>> Start MATERIAL PROVIDED
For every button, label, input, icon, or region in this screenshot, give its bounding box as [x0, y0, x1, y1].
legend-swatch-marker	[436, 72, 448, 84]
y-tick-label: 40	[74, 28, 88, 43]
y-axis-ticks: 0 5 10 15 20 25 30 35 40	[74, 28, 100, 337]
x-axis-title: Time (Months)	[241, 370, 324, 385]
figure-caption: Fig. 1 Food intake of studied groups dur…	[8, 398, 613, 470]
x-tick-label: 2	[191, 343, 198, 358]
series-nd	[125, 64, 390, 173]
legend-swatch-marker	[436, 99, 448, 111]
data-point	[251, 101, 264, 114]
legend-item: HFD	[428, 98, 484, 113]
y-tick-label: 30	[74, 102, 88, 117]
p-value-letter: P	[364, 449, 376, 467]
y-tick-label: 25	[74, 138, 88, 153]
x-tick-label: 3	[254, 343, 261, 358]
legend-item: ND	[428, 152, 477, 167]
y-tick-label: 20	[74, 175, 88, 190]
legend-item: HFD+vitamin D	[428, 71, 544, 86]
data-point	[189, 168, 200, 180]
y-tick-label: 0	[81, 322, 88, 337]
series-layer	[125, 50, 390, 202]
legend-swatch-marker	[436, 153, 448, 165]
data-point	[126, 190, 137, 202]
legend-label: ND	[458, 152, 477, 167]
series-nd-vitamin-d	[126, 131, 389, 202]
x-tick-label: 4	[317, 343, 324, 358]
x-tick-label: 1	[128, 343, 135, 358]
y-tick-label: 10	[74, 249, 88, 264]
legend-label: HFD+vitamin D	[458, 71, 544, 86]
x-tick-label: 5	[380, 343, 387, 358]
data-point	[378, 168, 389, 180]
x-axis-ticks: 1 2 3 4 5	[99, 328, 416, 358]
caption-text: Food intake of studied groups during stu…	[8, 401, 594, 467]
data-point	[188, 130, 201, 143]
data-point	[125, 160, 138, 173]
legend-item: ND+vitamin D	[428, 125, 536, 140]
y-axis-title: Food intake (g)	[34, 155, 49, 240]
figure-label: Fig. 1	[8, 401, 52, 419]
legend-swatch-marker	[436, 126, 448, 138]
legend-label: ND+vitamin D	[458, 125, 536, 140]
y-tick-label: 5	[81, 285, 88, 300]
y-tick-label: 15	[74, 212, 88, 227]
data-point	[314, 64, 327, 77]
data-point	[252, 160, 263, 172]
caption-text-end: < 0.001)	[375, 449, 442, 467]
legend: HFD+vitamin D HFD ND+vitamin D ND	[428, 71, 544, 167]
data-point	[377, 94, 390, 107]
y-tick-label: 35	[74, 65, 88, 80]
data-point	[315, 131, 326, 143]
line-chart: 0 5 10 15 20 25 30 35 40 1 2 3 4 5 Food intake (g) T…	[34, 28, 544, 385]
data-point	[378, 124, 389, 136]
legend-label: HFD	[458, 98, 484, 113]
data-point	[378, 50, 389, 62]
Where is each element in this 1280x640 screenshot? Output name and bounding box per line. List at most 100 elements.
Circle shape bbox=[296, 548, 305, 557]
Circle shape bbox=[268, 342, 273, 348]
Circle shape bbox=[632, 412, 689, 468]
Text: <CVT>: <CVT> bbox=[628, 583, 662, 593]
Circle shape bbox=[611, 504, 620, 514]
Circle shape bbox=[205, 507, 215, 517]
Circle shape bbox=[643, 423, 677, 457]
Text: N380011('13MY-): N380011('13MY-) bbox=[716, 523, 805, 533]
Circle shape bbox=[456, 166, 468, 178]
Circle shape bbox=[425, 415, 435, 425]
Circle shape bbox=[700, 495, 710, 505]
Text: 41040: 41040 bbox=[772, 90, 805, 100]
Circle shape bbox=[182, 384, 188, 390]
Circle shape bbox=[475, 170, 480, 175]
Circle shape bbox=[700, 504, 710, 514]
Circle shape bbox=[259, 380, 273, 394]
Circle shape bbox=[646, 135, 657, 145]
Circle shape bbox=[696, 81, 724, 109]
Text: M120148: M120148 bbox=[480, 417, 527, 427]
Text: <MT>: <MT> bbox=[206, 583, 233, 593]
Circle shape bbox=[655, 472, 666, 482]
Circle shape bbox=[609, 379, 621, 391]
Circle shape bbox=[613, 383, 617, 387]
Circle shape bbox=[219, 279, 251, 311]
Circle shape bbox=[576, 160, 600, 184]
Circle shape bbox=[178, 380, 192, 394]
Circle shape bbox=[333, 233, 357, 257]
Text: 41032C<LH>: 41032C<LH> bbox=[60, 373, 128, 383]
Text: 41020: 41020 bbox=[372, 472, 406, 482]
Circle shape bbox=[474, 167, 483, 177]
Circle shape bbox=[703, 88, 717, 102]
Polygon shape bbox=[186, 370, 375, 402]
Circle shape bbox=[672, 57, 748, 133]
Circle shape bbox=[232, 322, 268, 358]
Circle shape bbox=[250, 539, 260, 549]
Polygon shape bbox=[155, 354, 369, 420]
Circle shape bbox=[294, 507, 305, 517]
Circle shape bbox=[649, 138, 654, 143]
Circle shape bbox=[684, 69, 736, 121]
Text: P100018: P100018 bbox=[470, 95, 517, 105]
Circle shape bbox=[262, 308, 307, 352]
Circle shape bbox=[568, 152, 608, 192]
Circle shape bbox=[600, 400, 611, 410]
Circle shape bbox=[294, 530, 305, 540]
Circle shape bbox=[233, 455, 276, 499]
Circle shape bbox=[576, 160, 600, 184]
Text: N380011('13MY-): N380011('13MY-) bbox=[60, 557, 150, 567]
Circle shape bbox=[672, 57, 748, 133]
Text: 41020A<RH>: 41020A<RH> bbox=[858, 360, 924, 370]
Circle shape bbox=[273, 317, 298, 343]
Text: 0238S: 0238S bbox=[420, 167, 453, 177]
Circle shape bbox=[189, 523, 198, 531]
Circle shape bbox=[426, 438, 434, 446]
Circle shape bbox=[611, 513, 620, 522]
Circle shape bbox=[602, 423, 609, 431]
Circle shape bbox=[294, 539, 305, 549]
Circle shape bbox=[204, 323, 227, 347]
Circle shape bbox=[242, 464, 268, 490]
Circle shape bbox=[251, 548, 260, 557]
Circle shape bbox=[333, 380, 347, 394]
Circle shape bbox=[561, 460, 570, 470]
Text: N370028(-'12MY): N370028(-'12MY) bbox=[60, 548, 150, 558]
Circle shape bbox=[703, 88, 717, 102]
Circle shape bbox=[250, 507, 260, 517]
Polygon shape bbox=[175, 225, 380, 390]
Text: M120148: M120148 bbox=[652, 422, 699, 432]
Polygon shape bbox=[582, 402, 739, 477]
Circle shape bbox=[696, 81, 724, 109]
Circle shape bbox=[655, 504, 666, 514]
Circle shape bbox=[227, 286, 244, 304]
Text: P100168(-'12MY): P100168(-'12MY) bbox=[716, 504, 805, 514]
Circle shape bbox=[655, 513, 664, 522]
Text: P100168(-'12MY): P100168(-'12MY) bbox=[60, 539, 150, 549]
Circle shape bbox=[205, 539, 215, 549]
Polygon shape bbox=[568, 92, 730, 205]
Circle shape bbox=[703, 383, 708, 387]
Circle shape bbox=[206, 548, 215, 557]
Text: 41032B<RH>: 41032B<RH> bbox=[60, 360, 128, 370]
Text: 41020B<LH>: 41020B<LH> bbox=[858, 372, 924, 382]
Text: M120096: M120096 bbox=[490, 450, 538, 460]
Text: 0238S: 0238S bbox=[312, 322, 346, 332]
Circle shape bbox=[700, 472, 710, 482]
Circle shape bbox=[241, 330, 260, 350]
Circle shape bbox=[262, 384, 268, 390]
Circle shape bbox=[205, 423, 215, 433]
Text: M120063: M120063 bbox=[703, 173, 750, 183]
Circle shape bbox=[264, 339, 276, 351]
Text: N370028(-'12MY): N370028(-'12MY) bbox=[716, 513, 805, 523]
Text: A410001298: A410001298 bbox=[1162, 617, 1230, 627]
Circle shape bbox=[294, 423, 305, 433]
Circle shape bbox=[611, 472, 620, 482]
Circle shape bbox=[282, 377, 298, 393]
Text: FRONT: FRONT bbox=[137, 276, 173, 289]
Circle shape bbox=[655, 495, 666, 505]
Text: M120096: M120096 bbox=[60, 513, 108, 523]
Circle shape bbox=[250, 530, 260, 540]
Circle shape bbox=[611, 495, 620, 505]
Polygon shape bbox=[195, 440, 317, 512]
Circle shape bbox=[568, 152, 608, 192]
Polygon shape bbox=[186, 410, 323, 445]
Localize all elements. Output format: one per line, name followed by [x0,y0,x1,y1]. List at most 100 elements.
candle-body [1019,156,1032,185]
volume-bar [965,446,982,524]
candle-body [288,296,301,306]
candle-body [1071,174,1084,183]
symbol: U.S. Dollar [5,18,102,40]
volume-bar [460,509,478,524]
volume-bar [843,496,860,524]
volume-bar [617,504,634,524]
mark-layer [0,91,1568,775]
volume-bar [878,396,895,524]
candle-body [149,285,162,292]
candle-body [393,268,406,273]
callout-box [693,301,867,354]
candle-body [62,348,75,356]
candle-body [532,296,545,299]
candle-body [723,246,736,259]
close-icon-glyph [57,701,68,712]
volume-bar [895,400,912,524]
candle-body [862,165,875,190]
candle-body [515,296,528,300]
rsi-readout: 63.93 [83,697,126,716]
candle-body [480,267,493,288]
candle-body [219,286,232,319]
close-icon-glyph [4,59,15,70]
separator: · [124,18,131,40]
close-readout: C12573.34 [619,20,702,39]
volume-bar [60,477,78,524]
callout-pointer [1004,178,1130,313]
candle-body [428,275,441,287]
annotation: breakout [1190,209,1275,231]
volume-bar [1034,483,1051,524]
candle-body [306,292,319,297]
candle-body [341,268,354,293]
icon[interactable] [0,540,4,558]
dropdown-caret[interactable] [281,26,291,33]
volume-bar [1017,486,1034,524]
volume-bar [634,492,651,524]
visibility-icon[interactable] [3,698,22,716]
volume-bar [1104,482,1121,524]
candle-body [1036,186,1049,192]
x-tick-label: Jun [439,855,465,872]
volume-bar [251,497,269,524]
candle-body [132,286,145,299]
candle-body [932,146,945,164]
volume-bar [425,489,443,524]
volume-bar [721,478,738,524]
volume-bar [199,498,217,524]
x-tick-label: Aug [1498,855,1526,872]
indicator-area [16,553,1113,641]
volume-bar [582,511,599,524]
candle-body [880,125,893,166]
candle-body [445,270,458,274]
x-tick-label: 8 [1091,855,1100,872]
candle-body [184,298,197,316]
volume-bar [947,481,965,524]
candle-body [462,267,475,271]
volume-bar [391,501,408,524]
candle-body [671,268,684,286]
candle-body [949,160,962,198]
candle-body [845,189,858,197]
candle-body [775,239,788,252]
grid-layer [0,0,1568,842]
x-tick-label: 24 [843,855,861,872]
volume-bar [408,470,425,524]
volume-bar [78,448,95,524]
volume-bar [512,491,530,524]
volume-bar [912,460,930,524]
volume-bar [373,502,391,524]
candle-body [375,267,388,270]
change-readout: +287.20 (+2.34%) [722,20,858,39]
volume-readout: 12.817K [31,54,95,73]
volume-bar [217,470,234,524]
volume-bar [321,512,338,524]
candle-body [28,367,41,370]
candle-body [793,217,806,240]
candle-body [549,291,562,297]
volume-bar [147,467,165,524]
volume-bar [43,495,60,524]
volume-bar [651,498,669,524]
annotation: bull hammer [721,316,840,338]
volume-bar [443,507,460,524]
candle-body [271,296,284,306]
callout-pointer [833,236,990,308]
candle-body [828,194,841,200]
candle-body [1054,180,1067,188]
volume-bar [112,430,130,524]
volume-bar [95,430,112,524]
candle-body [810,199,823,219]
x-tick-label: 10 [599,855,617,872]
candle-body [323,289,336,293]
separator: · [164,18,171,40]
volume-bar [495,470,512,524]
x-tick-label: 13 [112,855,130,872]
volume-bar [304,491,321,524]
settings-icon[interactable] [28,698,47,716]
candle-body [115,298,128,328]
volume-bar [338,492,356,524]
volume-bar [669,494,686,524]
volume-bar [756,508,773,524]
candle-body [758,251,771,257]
>> End MATERIAL PROVIDED
Reproduce the records word for word, from their first line through the line containing "figure-caption: Fig. 1".

> **SOLUTION BELOW**
For every button, label, input, icon, or region in this screenshot, give its bounding box as [x0, y0, x1, y1].
legend-swatch-marker	[436, 72, 448, 84]
y-tick-label: 40	[74, 28, 88, 43]
y-axis-ticks: 0 5 10 15 20 25 30 35 40	[74, 28, 100, 337]
x-axis-title: Time (Months)	[241, 370, 324, 385]
figure-caption: Fig. 1 Food intake of studied groups dur…	[8, 398, 613, 470]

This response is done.